**PROVIDED ENTRIES**
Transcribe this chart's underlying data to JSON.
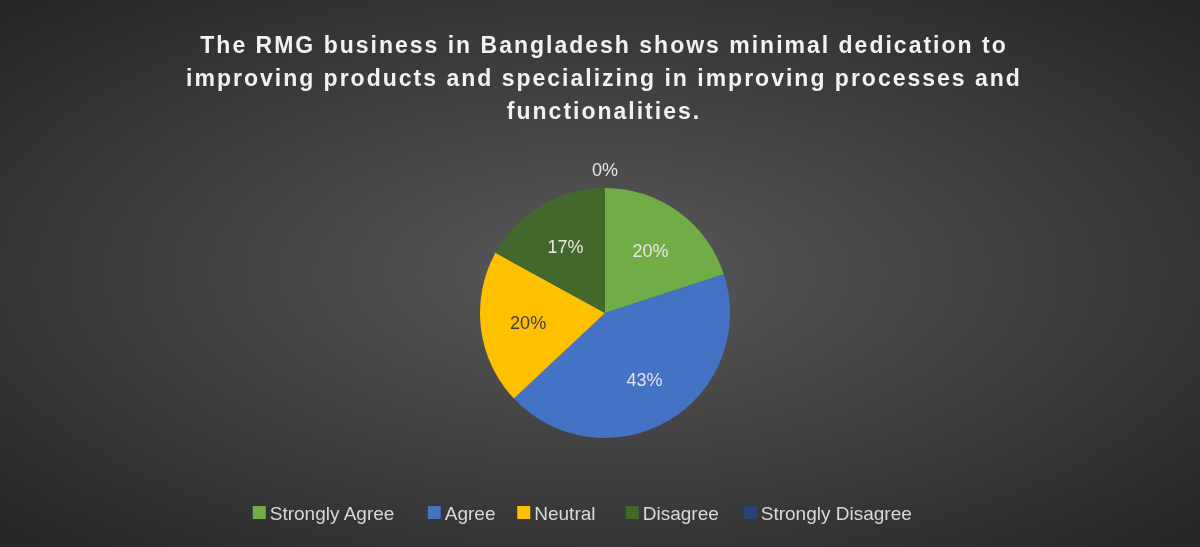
{
  "chart_data": {
    "type": "pie",
    "title": "The RMG business in Bangladesh shows minimal dedication to improving products and specializing in improving processes and functionalities.",
    "categories": [
      "Strongly Agree",
      "Agree",
      "Neutral",
      "Disagree",
      "Strongly Disagree"
    ],
    "values": [
      20,
      43,
      20,
      17,
      0
    ],
    "colors": [
      "#70ad47",
      "#4472c4",
      "#ffc000",
      "#43682b",
      "#264478"
    ],
    "value_labels": [
      "20%",
      "43%",
      "20%",
      "17%",
      "0%"
    ],
    "legend": "bottom"
  }
}
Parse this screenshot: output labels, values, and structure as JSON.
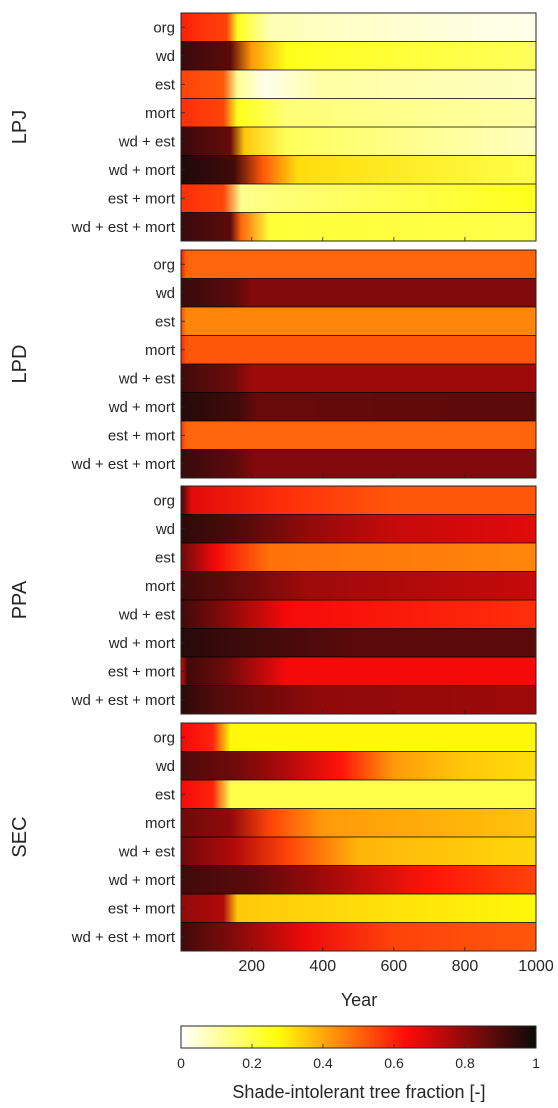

**INSTRUCTIONS FOR THE TASK**
Omit the pictures, and quote the material above exactly as given.

**ANSWER TO THIS PROBLEM**
Transcribe this chart's underlying data to JSON.
{
  "chart_data": {
    "type": "pie",
    "title": "The RMG business in Bangladesh shows minimal dedication to improving products and specializing in improving processes and functionalities.",
    "categories": [
      "Strongly Agree",
      "Agree",
      "Neutral",
      "Disagree",
      "Strongly Disagree"
    ],
    "values": [
      20,
      43,
      20,
      17,
      0
    ],
    "colors": [
      "#70ad47",
      "#4472c4",
      "#ffc000",
      "#43682b",
      "#264478"
    ],
    "value_labels": [
      "20%",
      "43%",
      "20%",
      "17%",
      "0%"
    ],
    "legend": "bottom"
  }
}
Parse this screenshot: output labels, values, and structure as JSON.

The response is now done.